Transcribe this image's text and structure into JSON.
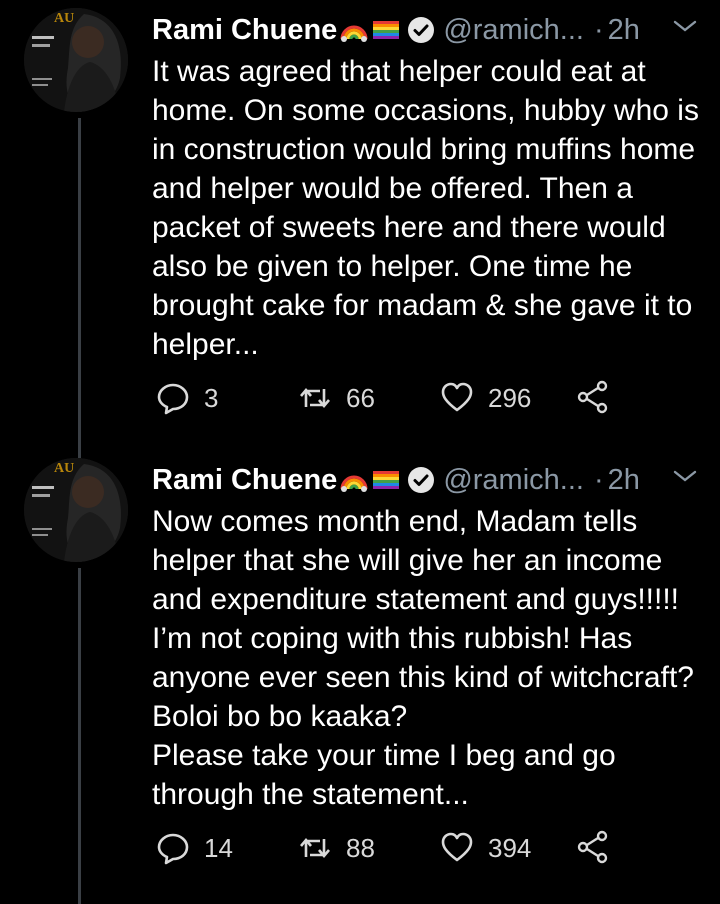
{
  "tweets": [
    {
      "name": "Rami Chuene",
      "handle": "@ramich...",
      "time": "2h",
      "text": "It was agreed that helper could eat at home. On some occasions, hubby who is in construction would bring muffins home and helper would be offered. Then a packet of sweets here and there would also be given to helper. One time he brought cake for madam & she gave it to helper...",
      "replies": "3",
      "retweets": "66",
      "likes": "296"
    },
    {
      "name": "Rami Chuene",
      "handle": "@ramich...",
      "time": "2h",
      "text": "Now comes month end, Madam tells helper that she will give her an income and expenditure statement and guys!!!!! I’m not coping with this rubbish! Has anyone ever seen this kind of witchcraft? Boloi bo bo kaaka?\nPlease take your time I beg and go through the statement...",
      "replies": "14",
      "retweets": "88",
      "likes": "394"
    }
  ],
  "colors": {
    "background": "#000000",
    "muted": "#8b98a5",
    "thread_line": "#3a3f45"
  },
  "icons": [
    "avatar",
    "rainbow-emoji",
    "pride-flag-emoji",
    "verified-badge-icon",
    "chevron-down-icon",
    "reply-icon",
    "retweet-icon",
    "like-icon",
    "share-icon"
  ]
}
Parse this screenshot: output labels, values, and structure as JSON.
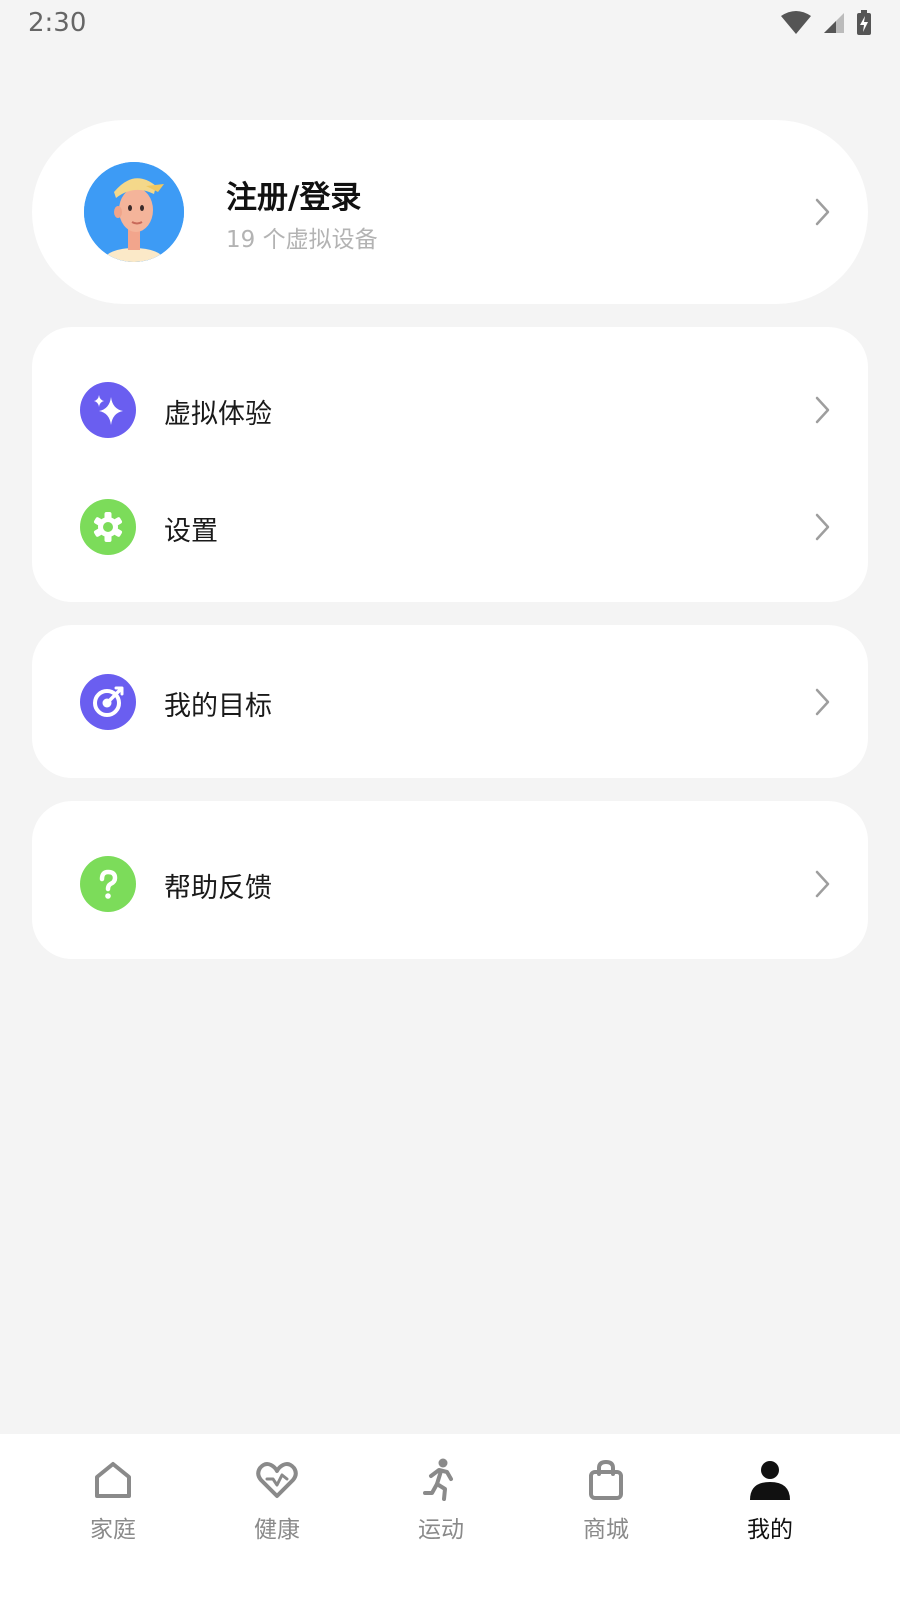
{
  "status_bar": {
    "time": "2:30"
  },
  "profile": {
    "name": "注册/登录",
    "subtitle": "19 个虚拟设备"
  },
  "menu": {
    "group1": [
      {
        "label": "虚拟体验",
        "icon": "sparkle-icon",
        "color": "#6a5ef0"
      },
      {
        "label": "设置",
        "icon": "gear-icon",
        "color": "#7cdc5a"
      }
    ],
    "group2": [
      {
        "label": "我的目标",
        "icon": "target-icon",
        "color": "#6a5ef0"
      }
    ],
    "group3": [
      {
        "label": "帮助反馈",
        "icon": "help-icon",
        "color": "#7cdc5a"
      }
    ]
  },
  "bottom_nav": {
    "items": [
      {
        "label": "家庭",
        "icon": "home-icon",
        "active": false
      },
      {
        "label": "健康",
        "icon": "heart-icon",
        "active": false
      },
      {
        "label": "运动",
        "icon": "running-icon",
        "active": false
      },
      {
        "label": "商城",
        "icon": "shopping-bag-icon",
        "active": false
      },
      {
        "label": "我的",
        "icon": "person-icon",
        "active": true
      }
    ]
  },
  "colors": {
    "background": "#f4f4f4",
    "card": "#ffffff",
    "purple_accent": "#6a5ef0",
    "green_accent": "#7cdc5a",
    "avatar_bg": "#3d9bf5"
  }
}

== TASK INSTRUCTIONS ==
Track down the lines that include the word "JSON" and copy them.

== EXERCISE RESPONSE ==
Transcribe this image's text and structure into JSON.
Parse this screenshot: output labels, values, and structure as JSON.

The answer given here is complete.